» **SET EXERCISE 1**
How many lines of the rows contain the string "naver", counting case? Report only the number.

» **DOCUMENT**
--------------------------------------------------
A second, so far unpublished, study by the Urban Institute found a similar but smaller result — the growth in employer provided coverage was about half what Rand reported, according to Genevieve M. Kenney, a health economist with the Institute.

These studies, which rely on much smaller sample sizes than more authoritative government surveys, leave several questions unanswered. Chief among them is whether the increase reflects more workers accepting existing offers of insurance or more companies choosing to offer insurance. Nor is it clear whether the increase is occurring at small businesses, big businesses or both.

According to the latest data from the Census Bureau, businesses with 500 or more workers employ 51 percent of the workforce, while those with fewer than 500 workers have 49 percent. (Those with fewer than 100 workers employ 35 percent.)

To gauge what might be happening now, we can turn to the experience in Massachusetts, where a 2006 health care overhaul served as the model for the Affordable Care Act. And the Massachusetts experience is striking. There, too, in the first year after the overhaul took effect, the number of people insured through an employer grew — not by as much as the RAND and Urban Institute data project, but Massachusetts employers already covered a higher share of the state's residents than employers across America do today.

In the Bay State, the increase did not come from more workers deciding to accept existing offers of health insurance. According to data collected by the state, the so-called take-up rate in 2007 was the same as in 2005, 78 percent. What did change was the number of companies offering insurance. In 2005, 60 percent of the smallest companies — those with between two and nine employees — offered insurance; in 2007, that share shot up to 67 percent, a 12 percent increase. Interestingly, the effect was delayed among companies with between 10 and 50 employees. In 2007, the offer rate among those companies had not changed much from 2005. By 2009, though, the rate had increased to 92 percent from 88 percent before falling again in 2010. Across all Massachusetts businesses, most of which are small, the share offering health insurance increased about 10 percent from 2005 to 2010.
--------------------------------------------------
» **DATASET EXCERPTS**
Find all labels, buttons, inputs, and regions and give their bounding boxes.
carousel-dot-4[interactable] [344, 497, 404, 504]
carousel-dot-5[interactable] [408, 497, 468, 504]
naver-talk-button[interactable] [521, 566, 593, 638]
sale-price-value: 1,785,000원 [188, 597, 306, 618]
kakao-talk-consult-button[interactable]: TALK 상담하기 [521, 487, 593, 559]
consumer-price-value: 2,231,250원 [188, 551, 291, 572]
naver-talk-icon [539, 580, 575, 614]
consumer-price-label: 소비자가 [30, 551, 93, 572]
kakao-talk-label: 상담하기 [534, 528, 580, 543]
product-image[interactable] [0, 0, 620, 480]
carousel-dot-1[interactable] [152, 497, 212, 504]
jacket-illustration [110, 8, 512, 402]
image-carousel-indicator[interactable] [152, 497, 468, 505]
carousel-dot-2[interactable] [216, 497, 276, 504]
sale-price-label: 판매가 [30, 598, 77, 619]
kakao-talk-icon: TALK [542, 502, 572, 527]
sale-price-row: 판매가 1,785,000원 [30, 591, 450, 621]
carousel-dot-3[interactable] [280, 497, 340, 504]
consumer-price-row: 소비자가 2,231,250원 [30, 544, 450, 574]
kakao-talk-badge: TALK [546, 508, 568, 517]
--------------------------------------------------
» **SET EXERCISE 2**
In the passage on employer health coverage, what share of the smallest Massachusetts companies offered insurance in 2007?

» **EXPECTED OUTPUT 1**
2

» **EXPECTED OUTPUT 2**
67 percent